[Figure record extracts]
++++++++
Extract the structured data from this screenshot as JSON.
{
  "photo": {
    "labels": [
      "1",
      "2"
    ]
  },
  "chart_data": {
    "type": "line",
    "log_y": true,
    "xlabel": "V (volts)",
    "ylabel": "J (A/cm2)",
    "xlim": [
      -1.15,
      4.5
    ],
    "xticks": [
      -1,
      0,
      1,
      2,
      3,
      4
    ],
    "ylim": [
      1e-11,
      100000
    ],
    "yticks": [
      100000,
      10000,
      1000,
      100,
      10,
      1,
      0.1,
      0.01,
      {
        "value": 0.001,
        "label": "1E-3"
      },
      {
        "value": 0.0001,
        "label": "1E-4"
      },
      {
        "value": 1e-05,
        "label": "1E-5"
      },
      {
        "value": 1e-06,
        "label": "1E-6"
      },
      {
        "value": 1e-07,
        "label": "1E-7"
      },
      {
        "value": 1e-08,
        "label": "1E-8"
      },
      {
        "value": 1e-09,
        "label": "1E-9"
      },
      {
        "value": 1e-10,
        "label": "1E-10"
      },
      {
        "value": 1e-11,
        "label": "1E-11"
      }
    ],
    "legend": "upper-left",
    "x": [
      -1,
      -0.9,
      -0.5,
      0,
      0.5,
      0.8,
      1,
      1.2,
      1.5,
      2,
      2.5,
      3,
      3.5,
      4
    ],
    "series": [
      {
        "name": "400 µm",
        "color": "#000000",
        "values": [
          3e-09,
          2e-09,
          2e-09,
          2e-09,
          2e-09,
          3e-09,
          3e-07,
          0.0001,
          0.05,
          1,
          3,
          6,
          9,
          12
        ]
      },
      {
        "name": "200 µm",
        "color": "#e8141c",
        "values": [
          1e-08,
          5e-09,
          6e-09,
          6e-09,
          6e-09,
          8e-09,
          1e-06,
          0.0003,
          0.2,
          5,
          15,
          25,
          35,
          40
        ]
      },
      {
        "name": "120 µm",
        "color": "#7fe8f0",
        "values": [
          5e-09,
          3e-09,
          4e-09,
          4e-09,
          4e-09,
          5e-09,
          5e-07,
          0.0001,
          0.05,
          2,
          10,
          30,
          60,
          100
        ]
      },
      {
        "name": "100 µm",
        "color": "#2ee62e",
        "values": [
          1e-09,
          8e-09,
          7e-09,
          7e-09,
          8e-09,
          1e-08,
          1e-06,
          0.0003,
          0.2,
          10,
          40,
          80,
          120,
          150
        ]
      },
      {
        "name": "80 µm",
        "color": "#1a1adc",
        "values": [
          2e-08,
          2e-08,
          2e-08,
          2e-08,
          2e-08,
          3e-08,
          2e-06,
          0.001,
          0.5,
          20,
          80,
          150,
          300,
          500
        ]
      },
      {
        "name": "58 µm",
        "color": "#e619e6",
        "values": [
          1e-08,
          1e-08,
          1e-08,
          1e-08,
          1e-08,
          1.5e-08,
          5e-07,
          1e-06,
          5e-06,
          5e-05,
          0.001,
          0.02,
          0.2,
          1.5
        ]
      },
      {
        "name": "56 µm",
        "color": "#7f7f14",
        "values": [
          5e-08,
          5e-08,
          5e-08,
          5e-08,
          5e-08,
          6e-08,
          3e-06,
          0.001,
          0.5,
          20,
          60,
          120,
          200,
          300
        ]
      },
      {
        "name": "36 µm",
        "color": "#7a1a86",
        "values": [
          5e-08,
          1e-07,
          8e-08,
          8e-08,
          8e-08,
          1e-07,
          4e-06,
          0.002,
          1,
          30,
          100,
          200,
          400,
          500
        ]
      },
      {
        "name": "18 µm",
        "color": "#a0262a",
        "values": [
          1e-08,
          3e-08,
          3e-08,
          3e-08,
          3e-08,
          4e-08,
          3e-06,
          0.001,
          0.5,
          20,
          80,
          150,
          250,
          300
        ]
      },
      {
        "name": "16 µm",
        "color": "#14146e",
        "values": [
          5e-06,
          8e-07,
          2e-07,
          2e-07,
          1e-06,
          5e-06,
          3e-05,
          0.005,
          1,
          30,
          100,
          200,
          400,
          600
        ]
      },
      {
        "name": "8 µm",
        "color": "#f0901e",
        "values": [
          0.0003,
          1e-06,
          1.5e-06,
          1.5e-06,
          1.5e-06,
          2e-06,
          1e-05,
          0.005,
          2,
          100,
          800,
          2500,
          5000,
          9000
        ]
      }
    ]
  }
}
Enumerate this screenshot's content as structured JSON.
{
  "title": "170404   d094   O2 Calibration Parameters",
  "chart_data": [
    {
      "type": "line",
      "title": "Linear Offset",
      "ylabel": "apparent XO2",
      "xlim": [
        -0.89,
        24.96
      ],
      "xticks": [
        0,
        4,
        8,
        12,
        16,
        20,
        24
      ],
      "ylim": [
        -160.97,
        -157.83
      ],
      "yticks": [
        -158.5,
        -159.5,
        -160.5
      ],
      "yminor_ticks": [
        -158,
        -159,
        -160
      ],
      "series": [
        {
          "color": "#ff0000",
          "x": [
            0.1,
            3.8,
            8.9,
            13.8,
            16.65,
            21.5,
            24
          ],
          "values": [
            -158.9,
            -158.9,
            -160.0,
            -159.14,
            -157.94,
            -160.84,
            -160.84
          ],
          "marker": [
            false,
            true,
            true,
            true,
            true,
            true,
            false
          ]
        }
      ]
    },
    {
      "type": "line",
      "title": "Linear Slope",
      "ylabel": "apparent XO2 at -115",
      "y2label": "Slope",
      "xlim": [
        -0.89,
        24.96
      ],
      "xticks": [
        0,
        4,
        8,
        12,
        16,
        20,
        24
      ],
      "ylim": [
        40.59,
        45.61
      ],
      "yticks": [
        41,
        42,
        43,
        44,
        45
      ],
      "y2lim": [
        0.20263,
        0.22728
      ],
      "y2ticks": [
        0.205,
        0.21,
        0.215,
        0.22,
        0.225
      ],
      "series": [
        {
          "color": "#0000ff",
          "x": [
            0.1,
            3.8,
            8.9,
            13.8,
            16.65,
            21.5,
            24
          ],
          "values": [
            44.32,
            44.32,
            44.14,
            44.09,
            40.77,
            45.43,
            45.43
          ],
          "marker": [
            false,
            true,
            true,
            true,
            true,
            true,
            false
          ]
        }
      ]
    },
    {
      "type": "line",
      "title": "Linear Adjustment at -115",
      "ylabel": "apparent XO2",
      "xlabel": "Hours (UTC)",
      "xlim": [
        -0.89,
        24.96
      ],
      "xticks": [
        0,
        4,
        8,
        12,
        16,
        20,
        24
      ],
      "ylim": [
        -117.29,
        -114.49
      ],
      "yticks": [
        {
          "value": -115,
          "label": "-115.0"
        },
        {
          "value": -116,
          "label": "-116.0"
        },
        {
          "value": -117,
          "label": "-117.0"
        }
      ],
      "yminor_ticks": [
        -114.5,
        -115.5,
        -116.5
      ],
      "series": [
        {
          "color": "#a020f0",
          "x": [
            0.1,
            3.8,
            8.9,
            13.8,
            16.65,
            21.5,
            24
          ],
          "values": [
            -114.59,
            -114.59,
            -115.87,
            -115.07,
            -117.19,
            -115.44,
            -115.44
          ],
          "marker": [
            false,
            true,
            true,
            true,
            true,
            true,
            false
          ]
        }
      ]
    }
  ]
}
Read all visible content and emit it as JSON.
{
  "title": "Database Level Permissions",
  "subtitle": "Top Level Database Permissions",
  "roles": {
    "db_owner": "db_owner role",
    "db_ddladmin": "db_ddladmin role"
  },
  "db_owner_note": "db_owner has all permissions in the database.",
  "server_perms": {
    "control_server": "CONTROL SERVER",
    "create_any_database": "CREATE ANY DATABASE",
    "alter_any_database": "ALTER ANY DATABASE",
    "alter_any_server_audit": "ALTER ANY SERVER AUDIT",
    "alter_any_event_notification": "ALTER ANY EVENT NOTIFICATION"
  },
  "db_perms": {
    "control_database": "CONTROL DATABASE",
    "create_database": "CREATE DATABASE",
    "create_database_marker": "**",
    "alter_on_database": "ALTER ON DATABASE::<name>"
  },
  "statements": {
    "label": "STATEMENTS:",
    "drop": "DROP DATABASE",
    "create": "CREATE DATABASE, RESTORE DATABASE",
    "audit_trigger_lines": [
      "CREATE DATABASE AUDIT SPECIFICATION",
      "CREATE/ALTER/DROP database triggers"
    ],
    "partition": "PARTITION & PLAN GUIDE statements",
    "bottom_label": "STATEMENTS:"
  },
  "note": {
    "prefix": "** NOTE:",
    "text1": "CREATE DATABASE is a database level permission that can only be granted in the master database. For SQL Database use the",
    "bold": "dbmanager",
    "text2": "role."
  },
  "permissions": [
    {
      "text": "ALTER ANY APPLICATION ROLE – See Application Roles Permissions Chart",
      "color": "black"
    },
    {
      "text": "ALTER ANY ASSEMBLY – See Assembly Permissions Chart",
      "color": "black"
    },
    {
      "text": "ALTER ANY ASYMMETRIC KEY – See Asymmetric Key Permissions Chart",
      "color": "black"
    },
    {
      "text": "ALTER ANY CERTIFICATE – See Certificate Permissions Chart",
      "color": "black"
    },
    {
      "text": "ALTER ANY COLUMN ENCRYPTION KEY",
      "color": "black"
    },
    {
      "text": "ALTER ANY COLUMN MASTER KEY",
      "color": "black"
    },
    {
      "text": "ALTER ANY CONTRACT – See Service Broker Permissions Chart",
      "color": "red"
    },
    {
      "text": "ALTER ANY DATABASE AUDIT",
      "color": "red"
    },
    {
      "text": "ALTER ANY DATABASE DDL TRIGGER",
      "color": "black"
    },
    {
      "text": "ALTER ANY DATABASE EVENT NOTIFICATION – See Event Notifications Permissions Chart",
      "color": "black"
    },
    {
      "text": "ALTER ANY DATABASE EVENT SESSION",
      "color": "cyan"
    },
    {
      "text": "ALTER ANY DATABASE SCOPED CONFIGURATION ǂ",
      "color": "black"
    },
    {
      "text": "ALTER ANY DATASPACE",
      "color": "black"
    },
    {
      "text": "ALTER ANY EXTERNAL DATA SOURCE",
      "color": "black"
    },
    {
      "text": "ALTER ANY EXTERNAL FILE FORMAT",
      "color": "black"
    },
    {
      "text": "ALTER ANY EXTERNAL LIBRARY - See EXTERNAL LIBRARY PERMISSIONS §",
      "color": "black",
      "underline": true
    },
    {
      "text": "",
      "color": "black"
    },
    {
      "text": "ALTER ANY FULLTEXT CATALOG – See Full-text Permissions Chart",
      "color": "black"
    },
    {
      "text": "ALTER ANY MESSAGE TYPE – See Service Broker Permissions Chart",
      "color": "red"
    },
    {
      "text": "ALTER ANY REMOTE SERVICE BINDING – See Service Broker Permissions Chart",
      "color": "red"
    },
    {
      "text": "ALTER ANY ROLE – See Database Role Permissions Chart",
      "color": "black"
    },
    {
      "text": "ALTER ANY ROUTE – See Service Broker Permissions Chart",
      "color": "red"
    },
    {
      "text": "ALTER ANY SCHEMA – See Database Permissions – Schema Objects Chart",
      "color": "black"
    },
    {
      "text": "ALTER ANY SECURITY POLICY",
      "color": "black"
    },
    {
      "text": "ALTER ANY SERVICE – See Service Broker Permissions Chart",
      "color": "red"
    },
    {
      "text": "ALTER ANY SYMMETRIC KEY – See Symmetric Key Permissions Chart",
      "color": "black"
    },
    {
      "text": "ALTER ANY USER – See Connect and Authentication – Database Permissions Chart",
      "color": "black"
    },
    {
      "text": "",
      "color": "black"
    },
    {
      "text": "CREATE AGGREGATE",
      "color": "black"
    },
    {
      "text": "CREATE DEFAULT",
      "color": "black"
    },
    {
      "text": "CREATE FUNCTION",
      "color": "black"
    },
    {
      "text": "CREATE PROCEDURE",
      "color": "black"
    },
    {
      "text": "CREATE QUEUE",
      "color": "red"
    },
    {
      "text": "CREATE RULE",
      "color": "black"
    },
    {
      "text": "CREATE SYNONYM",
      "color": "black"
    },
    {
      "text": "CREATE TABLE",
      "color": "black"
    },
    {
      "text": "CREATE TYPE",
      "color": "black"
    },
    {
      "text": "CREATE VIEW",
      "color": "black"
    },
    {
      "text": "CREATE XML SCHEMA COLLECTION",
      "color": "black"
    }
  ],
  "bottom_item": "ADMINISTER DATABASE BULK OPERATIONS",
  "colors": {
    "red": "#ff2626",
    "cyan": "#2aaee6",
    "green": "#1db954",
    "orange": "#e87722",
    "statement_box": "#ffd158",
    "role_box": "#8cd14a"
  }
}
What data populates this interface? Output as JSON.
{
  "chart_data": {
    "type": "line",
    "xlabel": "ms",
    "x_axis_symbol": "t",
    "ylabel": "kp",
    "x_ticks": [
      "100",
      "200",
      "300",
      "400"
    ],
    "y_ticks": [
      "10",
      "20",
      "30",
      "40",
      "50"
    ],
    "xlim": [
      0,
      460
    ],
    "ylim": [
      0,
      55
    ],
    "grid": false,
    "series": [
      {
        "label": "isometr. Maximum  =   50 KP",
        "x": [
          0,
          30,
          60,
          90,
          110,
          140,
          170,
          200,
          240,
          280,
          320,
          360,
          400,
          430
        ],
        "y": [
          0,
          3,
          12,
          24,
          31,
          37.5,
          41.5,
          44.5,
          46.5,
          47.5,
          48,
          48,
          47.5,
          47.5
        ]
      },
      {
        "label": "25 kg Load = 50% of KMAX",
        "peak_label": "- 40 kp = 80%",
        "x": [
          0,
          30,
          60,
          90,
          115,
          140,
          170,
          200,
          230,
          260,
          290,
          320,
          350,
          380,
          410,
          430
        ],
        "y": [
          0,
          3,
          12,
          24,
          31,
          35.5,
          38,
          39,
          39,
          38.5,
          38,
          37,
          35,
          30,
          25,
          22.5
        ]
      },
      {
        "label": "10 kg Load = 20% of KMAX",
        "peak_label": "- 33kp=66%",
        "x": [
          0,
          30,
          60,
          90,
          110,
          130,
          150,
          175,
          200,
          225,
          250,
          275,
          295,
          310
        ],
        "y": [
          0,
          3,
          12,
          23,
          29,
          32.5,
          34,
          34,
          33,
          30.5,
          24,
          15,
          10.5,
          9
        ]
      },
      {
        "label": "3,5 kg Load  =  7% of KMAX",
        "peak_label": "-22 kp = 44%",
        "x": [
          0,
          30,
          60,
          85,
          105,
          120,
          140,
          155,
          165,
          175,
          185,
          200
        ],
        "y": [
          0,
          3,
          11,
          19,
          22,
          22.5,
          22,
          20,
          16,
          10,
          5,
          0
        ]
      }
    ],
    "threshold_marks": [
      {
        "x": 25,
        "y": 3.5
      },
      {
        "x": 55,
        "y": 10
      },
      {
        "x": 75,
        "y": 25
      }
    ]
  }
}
++++++++
DIRECTION ▸ Copy out every line from the material above in which the word "screenshot" appears.

CORRECT RESULT ▸
Extract the structured data from this screenshot as JSON.
Enumerate this screenshot's content as structured JSON.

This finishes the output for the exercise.